■ The exercise: Every entry must be given again exactly.

[Figure record extracts]
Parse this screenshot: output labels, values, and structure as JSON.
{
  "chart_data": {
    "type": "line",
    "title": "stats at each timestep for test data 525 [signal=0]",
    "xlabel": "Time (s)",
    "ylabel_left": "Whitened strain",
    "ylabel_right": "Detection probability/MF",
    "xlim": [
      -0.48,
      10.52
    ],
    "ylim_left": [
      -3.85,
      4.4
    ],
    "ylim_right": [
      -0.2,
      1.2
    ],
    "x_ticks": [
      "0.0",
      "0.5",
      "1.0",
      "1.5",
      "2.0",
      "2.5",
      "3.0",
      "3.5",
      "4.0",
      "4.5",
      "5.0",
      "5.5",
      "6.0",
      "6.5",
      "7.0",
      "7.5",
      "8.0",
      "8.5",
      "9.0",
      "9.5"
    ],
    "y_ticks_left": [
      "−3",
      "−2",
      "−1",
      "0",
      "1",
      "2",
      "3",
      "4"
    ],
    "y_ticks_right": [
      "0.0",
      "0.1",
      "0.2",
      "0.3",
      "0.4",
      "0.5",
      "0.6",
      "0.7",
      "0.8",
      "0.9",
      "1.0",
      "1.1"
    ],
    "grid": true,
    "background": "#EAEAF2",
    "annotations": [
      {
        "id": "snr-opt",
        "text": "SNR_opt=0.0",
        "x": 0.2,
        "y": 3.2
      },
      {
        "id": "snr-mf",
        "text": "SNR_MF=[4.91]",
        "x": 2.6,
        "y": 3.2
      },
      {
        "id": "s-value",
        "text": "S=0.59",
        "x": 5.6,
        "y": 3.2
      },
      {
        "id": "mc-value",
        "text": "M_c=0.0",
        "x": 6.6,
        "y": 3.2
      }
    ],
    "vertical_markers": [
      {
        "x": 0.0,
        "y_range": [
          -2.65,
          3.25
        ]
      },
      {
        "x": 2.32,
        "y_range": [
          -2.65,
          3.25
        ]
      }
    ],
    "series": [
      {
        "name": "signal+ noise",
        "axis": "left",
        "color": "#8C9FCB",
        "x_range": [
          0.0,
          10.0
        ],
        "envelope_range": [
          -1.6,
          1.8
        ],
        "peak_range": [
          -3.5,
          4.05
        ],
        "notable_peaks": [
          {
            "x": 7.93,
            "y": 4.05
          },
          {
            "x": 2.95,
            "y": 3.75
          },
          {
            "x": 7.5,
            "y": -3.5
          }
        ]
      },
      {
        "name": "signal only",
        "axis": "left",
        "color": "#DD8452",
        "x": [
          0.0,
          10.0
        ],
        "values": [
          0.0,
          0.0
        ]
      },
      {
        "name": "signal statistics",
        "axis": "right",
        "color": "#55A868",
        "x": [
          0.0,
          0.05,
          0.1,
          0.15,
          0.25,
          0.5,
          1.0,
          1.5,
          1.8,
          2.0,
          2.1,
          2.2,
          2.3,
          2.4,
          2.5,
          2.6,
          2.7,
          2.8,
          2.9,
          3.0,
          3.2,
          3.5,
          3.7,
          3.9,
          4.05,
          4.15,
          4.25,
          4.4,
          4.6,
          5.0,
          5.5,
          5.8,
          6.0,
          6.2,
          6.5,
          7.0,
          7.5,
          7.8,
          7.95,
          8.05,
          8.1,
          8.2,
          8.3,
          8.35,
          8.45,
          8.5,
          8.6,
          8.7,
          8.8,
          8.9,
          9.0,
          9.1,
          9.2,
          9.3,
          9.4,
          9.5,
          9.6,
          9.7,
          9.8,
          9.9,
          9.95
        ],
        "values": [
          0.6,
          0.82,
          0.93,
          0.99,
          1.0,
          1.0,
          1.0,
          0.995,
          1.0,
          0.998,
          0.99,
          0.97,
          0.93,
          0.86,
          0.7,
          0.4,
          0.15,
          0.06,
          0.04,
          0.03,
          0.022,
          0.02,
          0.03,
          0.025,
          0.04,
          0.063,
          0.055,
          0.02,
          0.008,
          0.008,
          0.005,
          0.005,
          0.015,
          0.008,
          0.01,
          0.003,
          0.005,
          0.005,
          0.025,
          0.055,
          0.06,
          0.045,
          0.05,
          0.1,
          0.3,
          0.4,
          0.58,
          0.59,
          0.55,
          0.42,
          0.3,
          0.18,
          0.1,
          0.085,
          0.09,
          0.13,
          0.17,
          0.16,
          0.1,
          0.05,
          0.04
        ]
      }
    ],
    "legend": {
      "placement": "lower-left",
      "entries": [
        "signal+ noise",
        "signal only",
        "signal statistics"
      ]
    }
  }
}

■ Result for this task:
Parse this screenshot: output labels, values, and structure as JSON.
{
  "chart_data": {
    "type": "line",
    "title": "stats at each timestep for test data 525 [signal=0]",
    "xlabel": "Time (s)",
    "ylabel_left": "Whitened strain",
    "ylabel_right": "Detection probability/MF",
    "xlim": [
      -0.48,
      10.52
    ],
    "ylim_left": [
      -3.85,
      4.4
    ],
    "ylim_right": [
      -0.2,
      1.2
    ],
    "x_ticks": [
      "0.0",
      "0.5",
      "1.0",
      "1.5",
      "2.0",
      "2.5",
      "3.0",
      "3.5",
      "4.0",
      "4.5",
      "5.0",
      "5.5",
      "6.0",
      "6.5",
      "7.0",
      "7.5",
      "8.0",
      "8.5",
      "9.0",
      "9.5"
    ],
    "y_ticks_left": [
      "−3",
      "−2",
      "−1",
      "0",
      "1",
      "2",
      "3",
      "4"
    ],
    "y_ticks_right": [
      "0.0",
      "0.1",
      "0.2",
      "0.3",
      "0.4",
      "0.5",
      "0.6",
      "0.7",
      "0.8",
      "0.9",
      "1.0",
      "1.1"
    ],
    "grid": true,
    "background": "#EAEAF2",
    "annotations": [
      {
        "id": "snr-opt",
        "text": "SNR_opt=0.0",
        "x": 0.2,
        "y": 3.2
      },
      {
        "id": "snr-mf",
        "text": "SNR_MF=[4.91]",
        "x": 2.6,
        "y": 3.2
      },
      {
        "id": "s-value",
        "text": "S=0.59",
        "x": 5.6,
        "y": 3.2
      },
      {
        "id": "mc-value",
        "text": "M_c=0.0",
        "x": 6.6,
        "y": 3.2
      }
    ],
    "vertical_markers": [
      {
        "x": 0.0,
        "y_range": [
          -2.65,
          3.25
        ]
      },
      {
        "x": 2.32,
        "y_range": [
          -2.65,
          3.25
        ]
      }
    ],
    "series": [
      {
        "name": "signal+ noise",
        "axis": "left",
        "color": "#8C9FCB",
        "x_range": [
          0.0,
          10.0
        ],
        "envelope_range": [
          -1.6,
          1.8
        ],
        "peak_range": [
          -3.5,
          4.05
        ],
        "notable_peaks": [
          {
            "x": 7.93,
            "y": 4.05
          },
          {
            "x": 2.95,
            "y": 3.75
          },
          {
            "x": 7.5,
            "y": -3.5
          }
        ]
      },
      {
        "name": "signal only",
        "axis": "left",
        "color": "#DD8452",
        "x": [
          0.0,
          10.0
        ],
        "values": [
          0.0,
          0.0
        ]
      },
      {
        "name": "signal statistics",
        "axis": "right",
        "color": "#55A868",
        "x": [
          0.0,
          0.05,
          0.1,
          0.15,
          0.25,
          0.5,
          1.0,
          1.5,
          1.8,
          2.0,
          2.1,
          2.2,
          2.3,
          2.4,
          2.5,
          2.6,
          2.7,
          2.8,
          2.9,
          3.0,
          3.2,
          3.5,
          3.7,
          3.9,
          4.05,
          4.15,
          4.25,
          4.4,
          4.6,
          5.0,
          5.5,
          5.8,
          6.0,
          6.2,
          6.5,
          7.0,
          7.5,
          7.8,
          7.95,
          8.05,
          8.1,
          8.2,
          8.3,
          8.35,
          8.45,
          8.5,
          8.6,
          8.7,
          8.8,
          8.9,
          9.0,
          9.1,
          9.2,
          9.3,
          9.4,
          9.5,
          9.6,
          9.7,
          9.8,
          9.9,
          9.95
        ],
        "values": [
          0.6,
          0.82,
          0.93,
          0.99,
          1.0,
          1.0,
          1.0,
          0.995,
          1.0,
          0.998,
          0.99,
          0.97,
          0.93,
          0.86,
          0.7,
          0.4,
          0.15,
          0.06,
          0.04,
          0.03,
          0.022,
          0.02,
          0.03,
          0.025,
          0.04,
          0.063,
          0.055,
          0.02,
          0.008,
          0.008,
          0.005,
          0.005,
          0.015,
          0.008,
          0.01,
          0.003,
          0.005,
          0.005,
          0.025,
          0.055,
          0.06,
          0.045,
          0.05,
          0.1,
          0.3,
          0.4,
          0.58,
          0.59,
          0.55,
          0.42,
          0.3,
          0.18,
          0.1,
          0.085,
          0.09,
          0.13,
          0.17,
          0.16,
          0.1,
          0.05,
          0.04
        ]
      }
    ],
    "legend": {
      "placement": "lower-left",
      "entries": [
        "signal+ noise",
        "signal only",
        "signal statistics"
      ]
    }
  }
}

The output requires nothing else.